#### [EXERCISE AIM]
Look over the lines below. Report each one that includes the string "title".

#### [Entries from a visual dataset]
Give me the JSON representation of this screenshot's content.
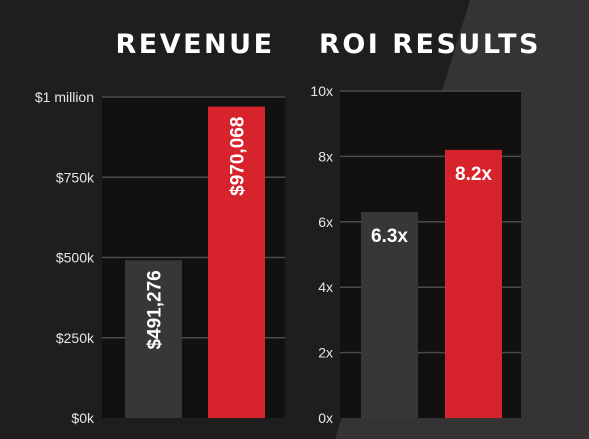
{
  "colors": {
    "background": "#1e1e1e",
    "background_light": "#353334",
    "plot_background": "#111111",
    "gridline": "#4a4a4a",
    "text": "#ffffff",
    "axis_text": "#e6e6e6",
    "bar_gray": "#383637",
    "bar_red": "#d7232c"
  },
  "chart_data": [
    {
      "type": "bar",
      "title": "REVENUE",
      "categories": [
        "",
        ""
      ],
      "values": [
        491276,
        970068
      ],
      "data_labels": [
        "$491,276",
        "$970,068"
      ],
      "bar_colors": [
        "#383637",
        "#d7232c"
      ],
      "ylim": [
        0,
        1000000
      ],
      "yticks": [
        0,
        250000,
        500000,
        750000,
        1000000
      ],
      "ytick_labels": [
        "$0k",
        "$250k",
        "$500k",
        "$750k",
        "$1 million"
      ],
      "grid": true,
      "data_label_orientation": "vertical"
    },
    {
      "type": "bar",
      "title": "ROI RESULTS",
      "categories": [
        "",
        ""
      ],
      "values": [
        6.3,
        8.2
      ],
      "data_labels": [
        "6.3x",
        "8.2x"
      ],
      "bar_colors": [
        "#383637",
        "#d7232c"
      ],
      "ylim": [
        0,
        10
      ],
      "yticks": [
        0,
        2,
        4,
        6,
        8,
        10
      ],
      "ytick_labels": [
        "0x",
        "2x",
        "4x",
        "6x",
        "8x",
        "10x"
      ],
      "grid": true,
      "data_label_orientation": "horizontal"
    }
  ]
}
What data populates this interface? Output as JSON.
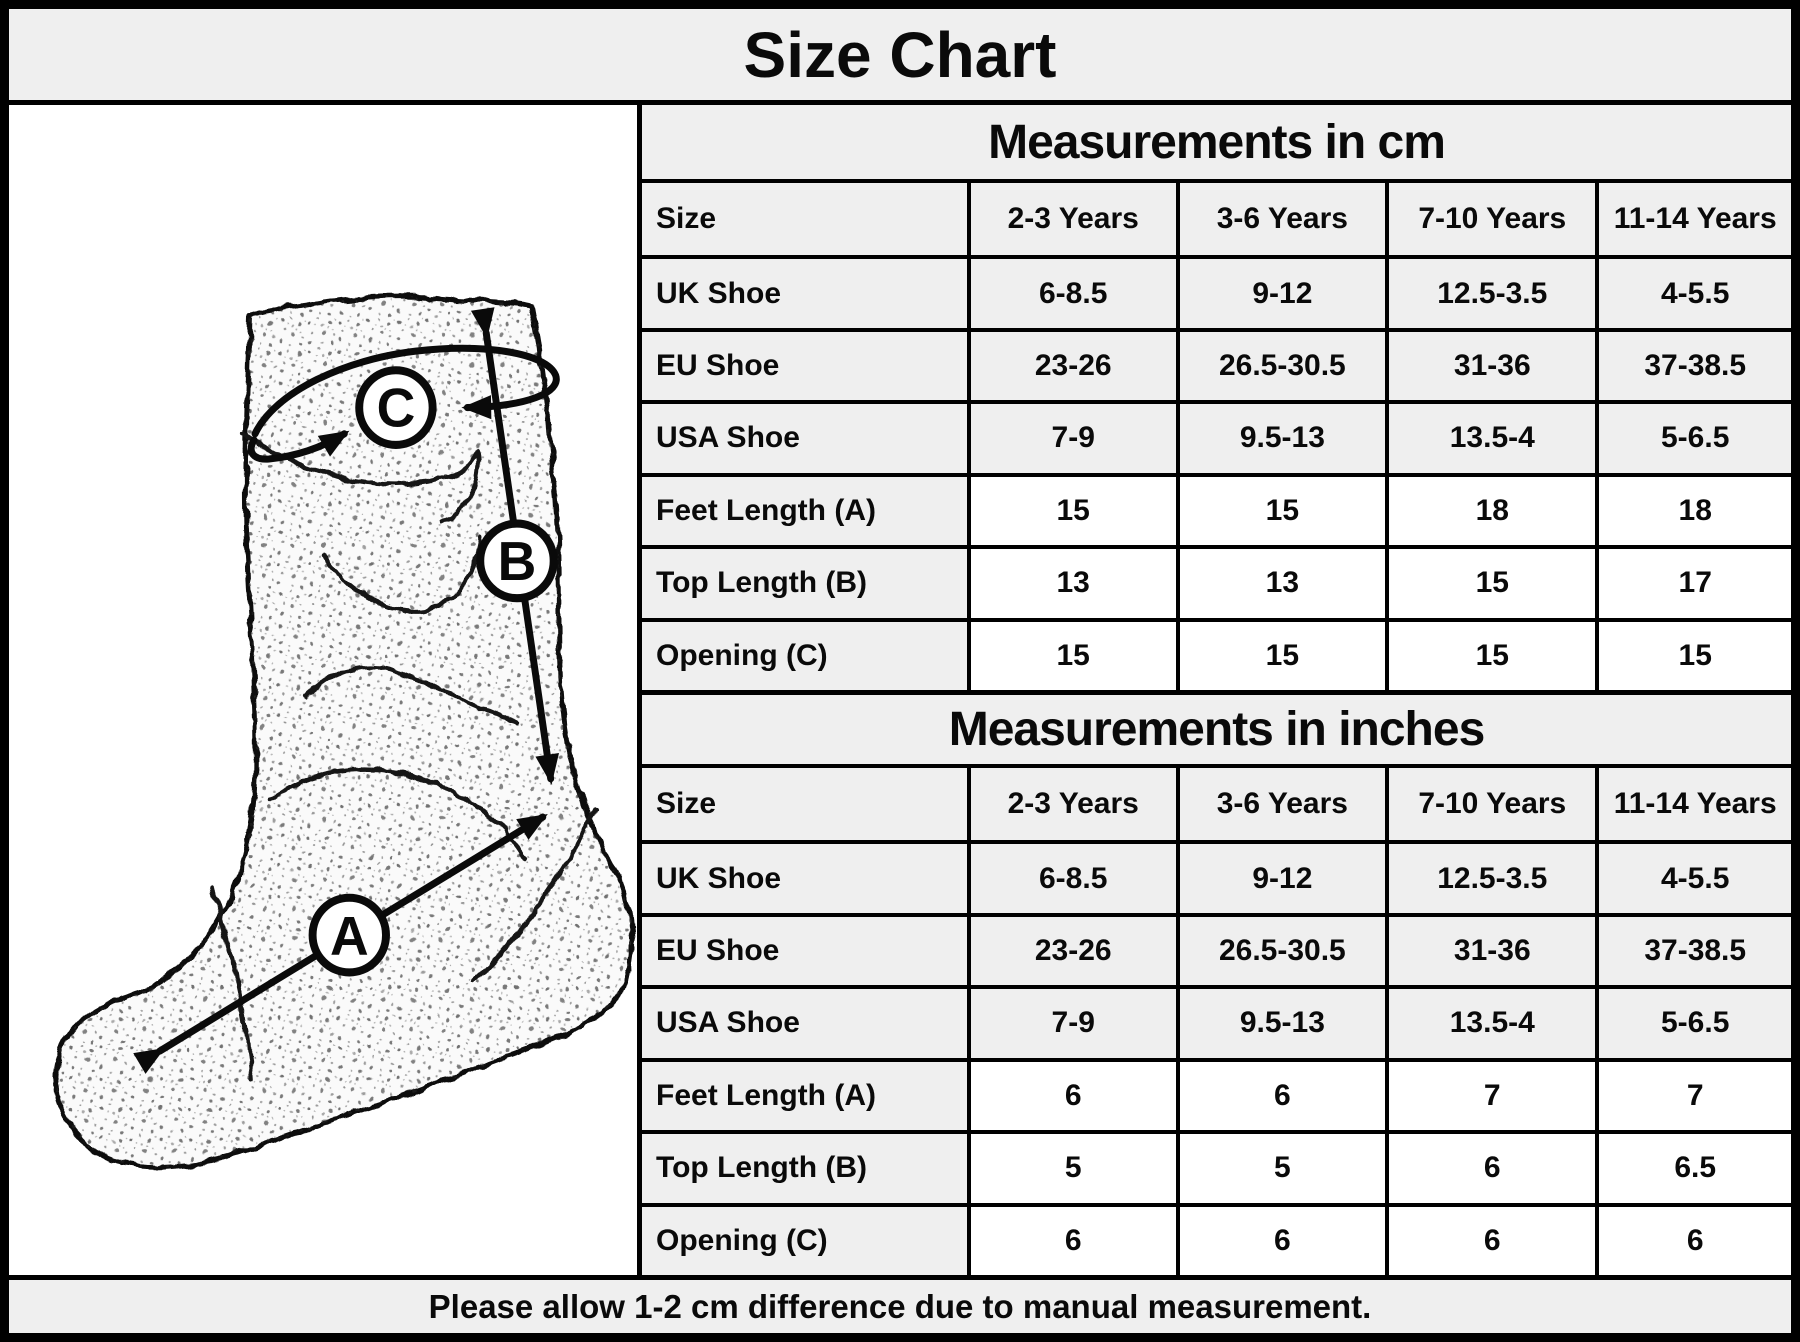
{
  "title": "Size Chart",
  "note": "Please allow 1-2 cm difference due to manual measurement.",
  "colors": {
    "band_gray": "#efefef",
    "line_black": "#000000",
    "paper_white": "#ffffff"
  },
  "diagram": {
    "description": "fuzzy-sock-measurement-sketch",
    "marker_a": "A",
    "marker_b": "B",
    "marker_c": "C"
  },
  "tables": [
    {
      "title": "Measurements in cm",
      "columns": [
        "Size",
        "2-3 Years",
        "3-6 Years",
        "7-10 Years",
        "11-14 Years"
      ],
      "rows": [
        {
          "label": "UK Shoe",
          "shaded": true,
          "values": [
            "6-8.5",
            "9-12",
            "12.5-3.5",
            "4-5.5"
          ]
        },
        {
          "label": "EU Shoe",
          "shaded": true,
          "values": [
            "23-26",
            "26.5-30.5",
            "31-36",
            "37-38.5"
          ]
        },
        {
          "label": "USA Shoe",
          "shaded": true,
          "values": [
            "7-9",
            "9.5-13",
            "13.5-4",
            "5-6.5"
          ]
        },
        {
          "label": "Feet Length (A)",
          "shaded": false,
          "values": [
            "15",
            "15",
            "18",
            "18"
          ]
        },
        {
          "label": "Top Length (B)",
          "shaded": false,
          "values": [
            "13",
            "13",
            "15",
            "17"
          ]
        },
        {
          "label": "Opening (C)",
          "shaded": false,
          "values": [
            "15",
            "15",
            "15",
            "15"
          ]
        }
      ]
    },
    {
      "title": "Measurements in inches",
      "columns": [
        "Size",
        "2-3 Years",
        "3-6 Years",
        "7-10 Years",
        "11-14 Years"
      ],
      "rows": [
        {
          "label": "UK Shoe",
          "shaded": true,
          "values": [
            "6-8.5",
            "9-12",
            "12.5-3.5",
            "4-5.5"
          ]
        },
        {
          "label": "EU Shoe",
          "shaded": true,
          "values": [
            "23-26",
            "26.5-30.5",
            "31-36",
            "37-38.5"
          ]
        },
        {
          "label": "USA Shoe",
          "shaded": true,
          "values": [
            "7-9",
            "9.5-13",
            "13.5-4",
            "5-6.5"
          ]
        },
        {
          "label": "Feet Length (A)",
          "shaded": false,
          "values": [
            "6",
            "6",
            "7",
            "7"
          ]
        },
        {
          "label": "Top Length (B)",
          "shaded": false,
          "values": [
            "5",
            "5",
            "6",
            "6.5"
          ]
        },
        {
          "label": "Opening (C)",
          "shaded": false,
          "values": [
            "6",
            "6",
            "6",
            "6"
          ]
        }
      ]
    }
  ]
}
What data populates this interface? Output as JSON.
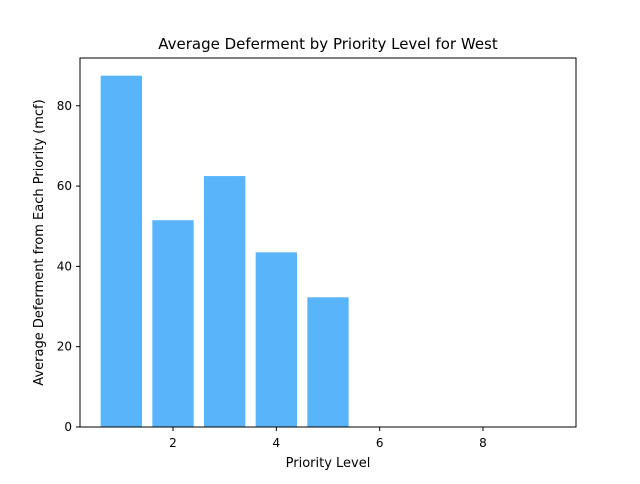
{
  "chart_data": {
    "type": "bar",
    "title": "Average Deferment by Priority Level for West",
    "xlabel": "Priority Level",
    "ylabel": "Average Deferment from Each Priority (mcf)",
    "x": [
      1,
      2,
      3,
      4,
      5
    ],
    "values": [
      87.5,
      51.5,
      62.5,
      43.5,
      32.3
    ],
    "xlim": [
      0.2,
      9.8
    ],
    "ylim": [
      0,
      91.9
    ],
    "xticks": [
      2,
      4,
      6,
      8
    ],
    "yticks": [
      0,
      20,
      40,
      60,
      80
    ],
    "bar_width": 0.8,
    "bar_color": "#5ab4fa",
    "grid": false,
    "legend": "none"
  }
}
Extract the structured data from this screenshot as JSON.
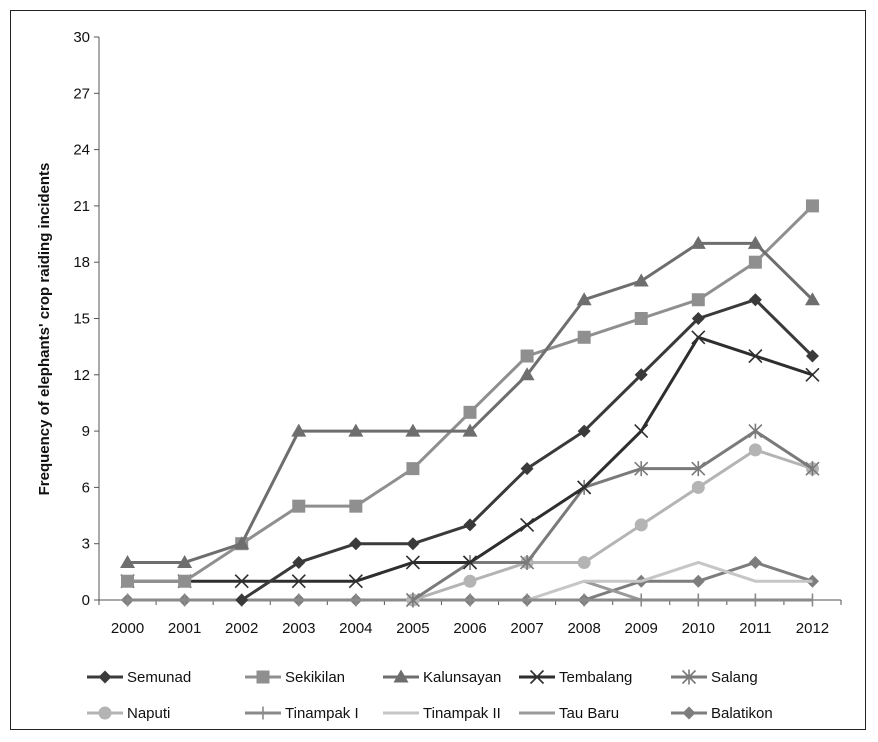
{
  "chart_data": {
    "type": "line",
    "ylabel": "Frequency of elephants' crop raiding incidents",
    "xlabel": "",
    "ylim": [
      0,
      30
    ],
    "yticks": [
      "0",
      "3",
      "6",
      "9",
      "12",
      "15",
      "18",
      "21",
      "24",
      "27",
      "30"
    ],
    "categories": [
      "2000",
      "2001",
      "2002",
      "2003",
      "2004",
      "2005",
      "2006",
      "2007",
      "2008",
      "2009",
      "2010",
      "2011",
      "2012"
    ],
    "grid": false,
    "legend_position": "bottom",
    "series": [
      {
        "name": "Semunad",
        "marker": "diamond",
        "color": "#3a3a3a",
        "values": [
          null,
          null,
          0,
          2,
          3,
          3,
          4,
          7,
          9,
          12,
          15,
          16,
          13
        ]
      },
      {
        "name": "Sekikilan",
        "marker": "square",
        "color": "#8f8f8f",
        "values": [
          1,
          1,
          3,
          5,
          5,
          7,
          10,
          13,
          14,
          15,
          16,
          18,
          21
        ]
      },
      {
        "name": "Kalunsayan",
        "marker": "triangle",
        "color": "#6e6e6e",
        "values": [
          2,
          2,
          3,
          9,
          9,
          9,
          9,
          12,
          16,
          17,
          19,
          19,
          16
        ]
      },
      {
        "name": "Tembalang",
        "marker": "x",
        "color": "#2e2e2e",
        "values": [
          1,
          1,
          1,
          1,
          1,
          2,
          2,
          4,
          6,
          9,
          14,
          13,
          12
        ]
      },
      {
        "name": "Salang",
        "marker": "star",
        "color": "#7a7a7a",
        "values": [
          null,
          null,
          null,
          null,
          null,
          0,
          2,
          2,
          6,
          7,
          7,
          9,
          7
        ]
      },
      {
        "name": "Naputi",
        "marker": "circle",
        "color": "#b4b4b4",
        "values": [
          null,
          null,
          null,
          null,
          null,
          0,
          1,
          2,
          2,
          4,
          6,
          8,
          7
        ]
      },
      {
        "name": "Tinampak I",
        "marker": "plus",
        "color": "#8a8a8a",
        "values": [
          0,
          0,
          0,
          0,
          0,
          0,
          0,
          0,
          0,
          0,
          0,
          0,
          0
        ]
      },
      {
        "name": "Tinampak II",
        "marker": "none",
        "color": "#c6c6c6",
        "values": [
          null,
          null,
          null,
          null,
          null,
          null,
          null,
          0,
          1,
          1,
          2,
          1,
          1
        ]
      },
      {
        "name": "Tau Baru",
        "marker": "none",
        "color": "#9a9a9a",
        "values": [
          null,
          null,
          null,
          null,
          null,
          null,
          null,
          null,
          1,
          0,
          null,
          null,
          null
        ]
      },
      {
        "name": "Balatikon",
        "marker": "diamond",
        "color": "#7d7d7d",
        "values": [
          0,
          0,
          0,
          0,
          0,
          0,
          0,
          0,
          0,
          1,
          1,
          2,
          1
        ]
      }
    ]
  }
}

#### [THE RESPONSE]
      "title": "REVENUE",
      "title": "ROI RESULTS",
  "title": "Size Chart",
      "title": "Measurements in cm",
      "title": "Measurements in inches",
    "title": "Average Deferment by Priority Level for West",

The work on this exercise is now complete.